▶ _TEXT PASSAGE_

+++

Nitric oxide (NO) bioavailability is fundamental in the regulation of redox balance
and functionality of the endothelium, especially in the case of the umbilical cord
(UC), which has no innervation. The analysis of UC vessel-related complications could
serve as a useful tool in the understanding of the pathophysiological mechanisms leading
to neonatal cardiovascular disorders. Therefore, the aim of this study was to characterize
the mechanisms that rule the severity of prenatal endothelial dysfunction, induced
by the long-term effect of maternal smoking. Our analysis describes the initiation
and the consequences of endothelial nitric oxide synthase (NOS3) deactivation, along
with the up-regulation of possible compensatory pathways, using structural, molecular
and biochemical approaches. This study was carried out on both the UC arteries and
veins originated from neonates born to non-smoking and heavy-smoking mothers. The
alterations stimulated by maternal smoking are vessel-specific and proportional to
the level of exposure to harmful materials passed through the placenta. Typically,
in the primarily exposed veins, an increased formation of reactive oxygen species
and an up-regulation of the highly-efficient NOS2-NO producing pathway were detected.
Despite all the extensive structural and functional damages, the ex vivo heat and
cadmium ion-treated UC vein pieces still support the potential for stress response.

+++

▶ _REQUIREMENT_
Transcribe the umbilical cord passage above word for word, everything from "Despite all the" down to "for stress response.".

+++

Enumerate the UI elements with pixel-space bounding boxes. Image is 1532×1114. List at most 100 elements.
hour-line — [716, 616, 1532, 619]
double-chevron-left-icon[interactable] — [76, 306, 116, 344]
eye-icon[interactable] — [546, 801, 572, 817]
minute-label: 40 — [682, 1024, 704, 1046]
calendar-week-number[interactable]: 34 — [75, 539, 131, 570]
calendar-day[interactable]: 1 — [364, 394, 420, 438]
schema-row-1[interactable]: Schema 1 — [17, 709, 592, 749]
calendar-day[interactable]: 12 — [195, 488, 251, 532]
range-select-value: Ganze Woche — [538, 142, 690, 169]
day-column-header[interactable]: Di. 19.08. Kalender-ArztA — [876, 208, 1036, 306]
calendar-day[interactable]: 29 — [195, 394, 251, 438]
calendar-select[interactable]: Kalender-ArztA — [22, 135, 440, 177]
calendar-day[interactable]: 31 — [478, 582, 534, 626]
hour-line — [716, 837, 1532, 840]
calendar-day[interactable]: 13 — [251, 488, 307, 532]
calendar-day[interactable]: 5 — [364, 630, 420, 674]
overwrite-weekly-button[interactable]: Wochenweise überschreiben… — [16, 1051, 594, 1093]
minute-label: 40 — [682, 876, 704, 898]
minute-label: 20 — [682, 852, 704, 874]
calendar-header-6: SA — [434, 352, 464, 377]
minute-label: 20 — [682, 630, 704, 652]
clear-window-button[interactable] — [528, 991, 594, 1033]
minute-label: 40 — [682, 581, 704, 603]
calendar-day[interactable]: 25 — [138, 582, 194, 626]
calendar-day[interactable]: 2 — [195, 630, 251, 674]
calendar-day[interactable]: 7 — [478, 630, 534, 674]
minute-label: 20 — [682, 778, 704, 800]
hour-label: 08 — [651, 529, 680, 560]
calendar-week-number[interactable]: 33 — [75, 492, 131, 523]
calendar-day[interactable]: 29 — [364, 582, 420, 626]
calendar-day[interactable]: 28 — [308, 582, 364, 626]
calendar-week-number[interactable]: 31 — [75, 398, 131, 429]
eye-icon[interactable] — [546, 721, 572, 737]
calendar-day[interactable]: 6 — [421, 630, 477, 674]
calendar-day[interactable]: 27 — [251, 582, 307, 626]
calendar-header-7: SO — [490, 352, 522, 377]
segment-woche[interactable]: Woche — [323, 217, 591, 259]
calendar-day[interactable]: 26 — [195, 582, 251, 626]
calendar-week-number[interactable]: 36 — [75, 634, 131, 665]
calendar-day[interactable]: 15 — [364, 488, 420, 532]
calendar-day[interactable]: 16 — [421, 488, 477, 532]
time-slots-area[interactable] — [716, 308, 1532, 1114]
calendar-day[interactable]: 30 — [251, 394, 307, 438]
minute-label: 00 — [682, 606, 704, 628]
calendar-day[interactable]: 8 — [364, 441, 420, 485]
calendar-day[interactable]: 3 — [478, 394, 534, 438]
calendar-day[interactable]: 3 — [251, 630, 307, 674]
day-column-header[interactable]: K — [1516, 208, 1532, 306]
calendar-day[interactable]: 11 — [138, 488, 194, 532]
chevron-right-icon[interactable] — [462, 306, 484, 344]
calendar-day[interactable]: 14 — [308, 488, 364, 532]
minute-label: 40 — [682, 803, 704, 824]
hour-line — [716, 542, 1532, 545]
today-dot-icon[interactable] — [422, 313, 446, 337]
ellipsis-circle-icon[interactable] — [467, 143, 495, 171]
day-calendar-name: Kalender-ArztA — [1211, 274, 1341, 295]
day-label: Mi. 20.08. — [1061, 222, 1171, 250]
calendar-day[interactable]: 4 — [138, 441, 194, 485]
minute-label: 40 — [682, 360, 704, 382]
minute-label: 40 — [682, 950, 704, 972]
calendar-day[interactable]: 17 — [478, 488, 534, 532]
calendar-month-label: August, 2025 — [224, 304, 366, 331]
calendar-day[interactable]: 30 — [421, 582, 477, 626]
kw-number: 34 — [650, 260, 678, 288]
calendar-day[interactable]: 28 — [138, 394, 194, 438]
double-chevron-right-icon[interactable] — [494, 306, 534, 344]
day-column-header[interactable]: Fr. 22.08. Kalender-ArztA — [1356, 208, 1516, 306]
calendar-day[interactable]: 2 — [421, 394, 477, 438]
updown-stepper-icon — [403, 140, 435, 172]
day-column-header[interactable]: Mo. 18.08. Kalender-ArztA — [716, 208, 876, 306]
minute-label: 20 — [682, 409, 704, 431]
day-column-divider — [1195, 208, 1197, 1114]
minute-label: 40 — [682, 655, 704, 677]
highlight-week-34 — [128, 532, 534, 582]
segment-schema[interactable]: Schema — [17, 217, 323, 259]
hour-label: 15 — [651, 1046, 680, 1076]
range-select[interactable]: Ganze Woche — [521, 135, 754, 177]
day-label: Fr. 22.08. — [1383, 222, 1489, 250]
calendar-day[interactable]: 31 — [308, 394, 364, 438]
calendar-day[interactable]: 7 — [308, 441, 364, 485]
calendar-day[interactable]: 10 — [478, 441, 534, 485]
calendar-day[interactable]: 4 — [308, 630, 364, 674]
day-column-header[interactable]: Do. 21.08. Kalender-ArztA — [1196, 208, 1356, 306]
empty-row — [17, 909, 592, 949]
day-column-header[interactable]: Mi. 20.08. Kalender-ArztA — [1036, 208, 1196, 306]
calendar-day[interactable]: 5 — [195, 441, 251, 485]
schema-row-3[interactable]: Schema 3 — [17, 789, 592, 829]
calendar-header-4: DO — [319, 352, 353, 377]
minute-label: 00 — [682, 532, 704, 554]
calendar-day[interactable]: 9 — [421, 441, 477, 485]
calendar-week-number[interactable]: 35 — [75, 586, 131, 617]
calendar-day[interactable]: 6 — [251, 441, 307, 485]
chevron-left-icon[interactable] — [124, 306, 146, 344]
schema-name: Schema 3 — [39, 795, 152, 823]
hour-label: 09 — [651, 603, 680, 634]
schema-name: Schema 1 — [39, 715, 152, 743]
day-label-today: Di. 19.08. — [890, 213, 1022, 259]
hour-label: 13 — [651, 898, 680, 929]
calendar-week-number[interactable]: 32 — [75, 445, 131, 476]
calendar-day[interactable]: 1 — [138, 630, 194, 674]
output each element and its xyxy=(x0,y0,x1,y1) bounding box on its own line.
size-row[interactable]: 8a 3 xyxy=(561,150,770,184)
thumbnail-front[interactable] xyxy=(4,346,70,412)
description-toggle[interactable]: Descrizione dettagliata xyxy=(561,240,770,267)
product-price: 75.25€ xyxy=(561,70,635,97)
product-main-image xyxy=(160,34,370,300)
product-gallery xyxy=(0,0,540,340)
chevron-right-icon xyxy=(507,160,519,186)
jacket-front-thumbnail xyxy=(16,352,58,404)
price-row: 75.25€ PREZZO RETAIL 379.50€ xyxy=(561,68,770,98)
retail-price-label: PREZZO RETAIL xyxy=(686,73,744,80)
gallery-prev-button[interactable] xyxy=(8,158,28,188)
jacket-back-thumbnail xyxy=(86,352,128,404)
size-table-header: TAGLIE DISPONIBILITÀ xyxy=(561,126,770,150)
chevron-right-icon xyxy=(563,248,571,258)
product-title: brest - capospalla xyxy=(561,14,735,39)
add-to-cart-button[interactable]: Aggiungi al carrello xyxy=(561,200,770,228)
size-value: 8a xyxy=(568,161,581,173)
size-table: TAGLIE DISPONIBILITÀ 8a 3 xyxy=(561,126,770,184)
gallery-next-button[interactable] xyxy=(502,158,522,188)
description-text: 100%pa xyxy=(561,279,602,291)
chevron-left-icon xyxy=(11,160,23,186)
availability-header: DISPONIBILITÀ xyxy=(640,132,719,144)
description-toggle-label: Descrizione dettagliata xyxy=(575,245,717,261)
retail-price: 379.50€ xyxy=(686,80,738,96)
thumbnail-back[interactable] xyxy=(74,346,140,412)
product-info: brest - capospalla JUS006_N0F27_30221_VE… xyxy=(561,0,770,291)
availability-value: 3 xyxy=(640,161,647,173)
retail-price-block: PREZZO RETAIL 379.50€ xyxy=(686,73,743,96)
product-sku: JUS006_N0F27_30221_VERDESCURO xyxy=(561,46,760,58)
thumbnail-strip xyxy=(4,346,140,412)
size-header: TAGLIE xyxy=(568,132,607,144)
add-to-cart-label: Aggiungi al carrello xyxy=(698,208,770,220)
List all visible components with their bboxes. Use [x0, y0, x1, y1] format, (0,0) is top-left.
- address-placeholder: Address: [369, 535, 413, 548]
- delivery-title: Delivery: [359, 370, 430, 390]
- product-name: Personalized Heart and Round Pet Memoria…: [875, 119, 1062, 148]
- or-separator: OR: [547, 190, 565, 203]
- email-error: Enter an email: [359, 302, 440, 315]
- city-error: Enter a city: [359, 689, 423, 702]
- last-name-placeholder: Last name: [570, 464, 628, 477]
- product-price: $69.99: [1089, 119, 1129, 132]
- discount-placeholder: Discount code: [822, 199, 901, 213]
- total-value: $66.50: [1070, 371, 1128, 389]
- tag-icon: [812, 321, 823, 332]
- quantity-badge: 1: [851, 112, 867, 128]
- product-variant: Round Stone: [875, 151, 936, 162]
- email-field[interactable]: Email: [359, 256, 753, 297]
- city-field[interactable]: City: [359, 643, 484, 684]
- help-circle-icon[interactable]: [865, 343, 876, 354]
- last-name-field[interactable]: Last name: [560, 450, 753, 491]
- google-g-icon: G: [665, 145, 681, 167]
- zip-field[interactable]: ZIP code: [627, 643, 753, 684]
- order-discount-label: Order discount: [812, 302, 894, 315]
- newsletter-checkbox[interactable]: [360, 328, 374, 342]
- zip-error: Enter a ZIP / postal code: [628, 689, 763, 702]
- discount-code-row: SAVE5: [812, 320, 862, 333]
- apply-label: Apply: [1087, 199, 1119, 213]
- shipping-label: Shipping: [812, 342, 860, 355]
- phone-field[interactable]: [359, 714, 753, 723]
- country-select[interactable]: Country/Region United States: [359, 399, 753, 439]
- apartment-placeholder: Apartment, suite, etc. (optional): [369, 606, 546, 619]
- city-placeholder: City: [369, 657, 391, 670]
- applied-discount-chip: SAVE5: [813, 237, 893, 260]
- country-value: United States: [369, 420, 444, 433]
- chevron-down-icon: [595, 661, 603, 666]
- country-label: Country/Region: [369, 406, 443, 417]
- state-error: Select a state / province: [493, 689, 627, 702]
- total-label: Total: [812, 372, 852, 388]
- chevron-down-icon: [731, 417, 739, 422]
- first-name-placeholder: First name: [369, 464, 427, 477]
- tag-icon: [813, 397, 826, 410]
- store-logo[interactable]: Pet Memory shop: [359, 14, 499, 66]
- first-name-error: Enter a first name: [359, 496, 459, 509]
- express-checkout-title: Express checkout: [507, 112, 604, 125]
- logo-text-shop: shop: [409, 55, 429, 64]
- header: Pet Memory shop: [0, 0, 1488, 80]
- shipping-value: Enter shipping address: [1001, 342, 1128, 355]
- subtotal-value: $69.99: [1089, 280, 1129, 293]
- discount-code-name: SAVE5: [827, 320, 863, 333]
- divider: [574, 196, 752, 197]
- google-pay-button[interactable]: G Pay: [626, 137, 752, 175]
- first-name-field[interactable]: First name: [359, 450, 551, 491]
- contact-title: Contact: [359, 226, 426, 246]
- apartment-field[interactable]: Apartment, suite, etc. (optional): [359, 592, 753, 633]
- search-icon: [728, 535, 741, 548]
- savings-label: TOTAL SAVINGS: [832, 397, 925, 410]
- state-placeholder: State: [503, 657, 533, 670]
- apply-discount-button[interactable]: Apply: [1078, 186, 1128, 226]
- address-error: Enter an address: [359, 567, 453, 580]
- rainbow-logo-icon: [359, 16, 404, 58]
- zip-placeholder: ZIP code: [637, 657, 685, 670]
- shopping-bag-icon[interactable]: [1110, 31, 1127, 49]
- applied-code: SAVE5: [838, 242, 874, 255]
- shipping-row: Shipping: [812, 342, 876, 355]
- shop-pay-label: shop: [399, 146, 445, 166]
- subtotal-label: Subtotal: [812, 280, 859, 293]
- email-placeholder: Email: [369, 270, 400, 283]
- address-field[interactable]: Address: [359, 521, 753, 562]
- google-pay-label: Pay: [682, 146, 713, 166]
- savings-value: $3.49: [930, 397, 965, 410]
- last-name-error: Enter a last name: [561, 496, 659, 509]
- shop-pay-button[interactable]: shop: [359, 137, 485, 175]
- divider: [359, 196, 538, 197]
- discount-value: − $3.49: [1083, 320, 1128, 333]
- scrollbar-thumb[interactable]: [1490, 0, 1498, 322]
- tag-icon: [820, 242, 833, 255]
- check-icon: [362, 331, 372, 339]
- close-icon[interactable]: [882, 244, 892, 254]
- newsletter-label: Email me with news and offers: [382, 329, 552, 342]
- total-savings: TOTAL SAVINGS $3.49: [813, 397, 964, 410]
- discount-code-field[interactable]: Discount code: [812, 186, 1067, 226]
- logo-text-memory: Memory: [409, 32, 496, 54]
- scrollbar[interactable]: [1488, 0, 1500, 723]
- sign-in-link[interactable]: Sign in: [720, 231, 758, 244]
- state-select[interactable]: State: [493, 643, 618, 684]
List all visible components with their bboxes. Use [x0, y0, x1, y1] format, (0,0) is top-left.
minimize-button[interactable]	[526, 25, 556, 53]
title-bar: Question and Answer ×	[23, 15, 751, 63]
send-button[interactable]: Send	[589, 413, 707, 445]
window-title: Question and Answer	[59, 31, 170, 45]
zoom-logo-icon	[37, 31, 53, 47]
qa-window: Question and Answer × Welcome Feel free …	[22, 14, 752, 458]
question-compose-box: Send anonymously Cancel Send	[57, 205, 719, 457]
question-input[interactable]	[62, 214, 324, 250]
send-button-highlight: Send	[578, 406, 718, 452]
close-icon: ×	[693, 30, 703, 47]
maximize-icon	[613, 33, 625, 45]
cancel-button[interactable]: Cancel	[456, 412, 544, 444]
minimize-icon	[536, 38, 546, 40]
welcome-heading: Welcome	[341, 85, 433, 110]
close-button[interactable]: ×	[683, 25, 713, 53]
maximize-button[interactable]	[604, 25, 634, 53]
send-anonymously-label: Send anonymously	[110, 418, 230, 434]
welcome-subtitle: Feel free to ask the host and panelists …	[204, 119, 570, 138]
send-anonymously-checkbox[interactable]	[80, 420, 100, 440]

+++

▶ _SOLVED PROBLEM_
Despite all the extensive structural and functional damages, the ex vivo heat and
cadmium ion-treated UC vein pieces still support the potential for stress response.